» Set task: Give back each entry unchanged, minus pictures.

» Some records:
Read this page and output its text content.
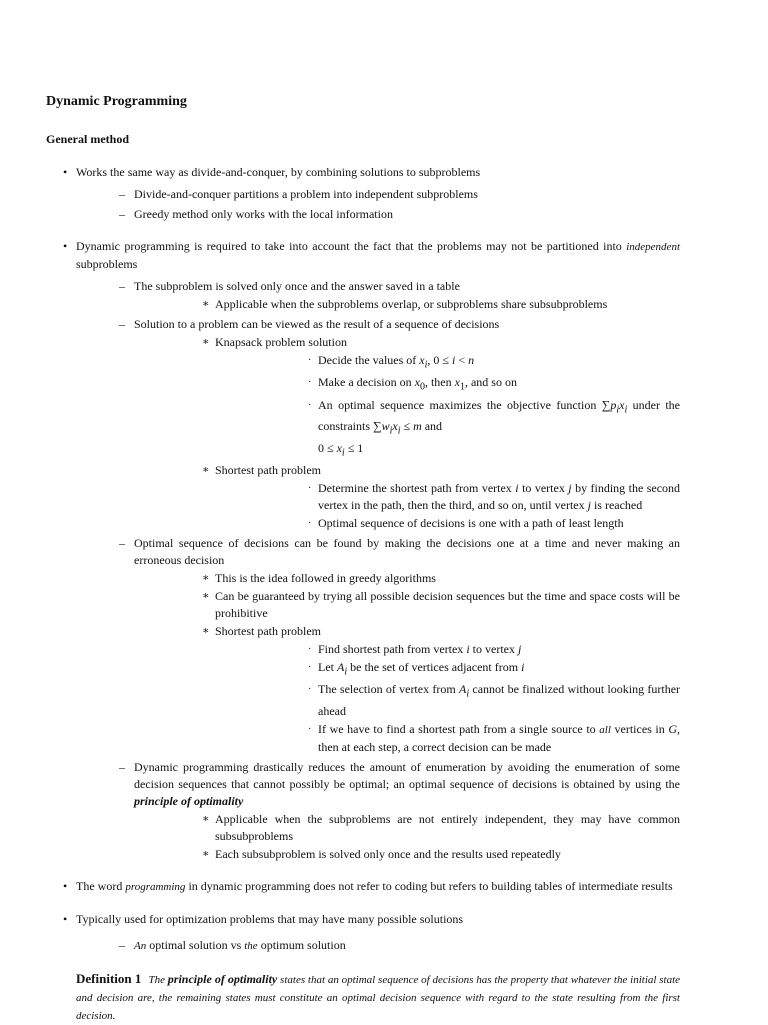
Dynamic Programming
General method
• Works the same way as divide-and-conquer, by combining solutions to subproblems
– Divide-and-conquer partitions a problem into independent subproblems
– Greedy method only works with the local information
• Dynamic programming is required to take into account the fact that the problems may not be partitioned into independent subproblems
– The subproblem is solved only once and the answer saved in a table
∗ Applicable when the subproblems overlap, or subproblems share subsubproblems
– Solution to a problem can be viewed as the result of a sequence of decisions
∗ Knapsack problem solution
· Decide the values of $x_i$, 0 ≤ i < n
· Make a decision on $x_0$, then $x_1$, and so on
· An optimal sequence maximizes the objective function $\sum p_ix_i$ under the constraints $\sum w_ix_i \le m$ and
$0 \le x_i \le 1$
∗ Shortest path problem
· Determine the shortest path from vertex i to vertex j by finding the second vertex in the path, then the third, and so on, until vertex j is reached
· Optimal sequence of decisions is one with a path of least length
– Optimal sequence of decisions can be found by making the decisions one at a time and never making an erroneous decision
∗ This is the idea followed in greedy algorithms
∗ Can be guaranteed by trying all possible decision sequences but the time and space costs will be prohibitive
∗ Shortest path problem
· Find shortest path from vertex i to vertex j
· Let $A_i$ be the set of vertices adjacent from i
· The selection of vertex from $A_i$ cannot be finalized without looking further ahead
· If we have to find a shortest path from a single source to all vertices in G, then at each step, a correct decision can be made
– Dynamic programming drastically reduces the amount of enumeration by avoiding the enumeration of some decision sequences that cannot possibly be optimal; an optimal sequence of decisions is obtained by using the principle of optimality
∗ Applicable when the subproblems are not entirely independent, they may have common subsubproblems
∗ Each subsubproblem is solved only once and the results used repeatedly
• The word programming in dynamic programming does not refer to coding but refers to building tables of intermediate results
• Typically used for optimization problems that may have many possible solutions
– An optimal solution vs the optimum solution
Definition 1 The principle of optimality states that an optimal sequence of decisions has the property that whatever the initial state and decision are, the remaining states must constitute an optimal decision sequence with regard to the state resulting from the first decision.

» Answer to this task:
Read this page and output its text content.
Dynamic Programming
General method
• Works the same way as divide-and-conquer, by combining solutions to subproblems
– Divide-and-conquer partitions a problem into independent subproblems
– Greedy method only works with the local information
• Dynamic programming is required to take into account the fact that the problems may not be partitioned into independent subproblems
– The subproblem is solved only once and the answer saved in a table
∗ Applicable when the subproblems overlap, or subproblems share subsubproblems
– Solution to a problem can be viewed as the result of a sequence of decisions
∗ Knapsack problem solution
· Decide the values of $x_i$, 0 ≤ i < n
· Make a decision on $x_0$, then $x_1$, and so on
· An optimal sequence maximizes the objective function $\sum p_ix_i$ under the constraints $\sum w_ix_i \le m$ and
$0 \le x_i \le 1$
∗ Shortest path problem
· Determine the shortest path from vertex i to vertex j by finding the second vertex in the path, then the third, and so on, until vertex j is reached
· Optimal sequence of decisions is one with a path of least length
– Optimal sequence of decisions can be found by making the decisions one at a time and never making an erroneous decision
∗ This is the idea followed in greedy algorithms
∗ Can be guaranteed by trying all possible decision sequences but the time and space costs will be prohibitive
∗ Shortest path problem
· Find shortest path from vertex i to vertex j
· Let $A_i$ be the set of vertices adjacent from i
· The selection of vertex from $A_i$ cannot be finalized without looking further ahead
· If we have to find a shortest path from a single source to all vertices in G, then at each step, a correct decision can be made
– Dynamic programming drastically reduces the amount of enumeration by avoiding the enumeration of some decision sequences that cannot possibly be optimal; an optimal sequence of decisions is obtained by using the principle of optimality
∗ Applicable when the subproblems are not entirely independent, they may have common subsubproblems
∗ Each subsubproblem is solved only once and the results used repeatedly
• The word programming in dynamic programming does not refer to coding but refers to building tables of intermediate results
• Typically used for optimization problems that may have many possible solutions
– An optimal solution vs the optimum solution
Definition 1 The principle of optimality states that an optimal sequence of decisions has the property that whatever the initial state and decision are, the remaining states must constitute an optimal decision sequence with regard to the state resulting from the first decision.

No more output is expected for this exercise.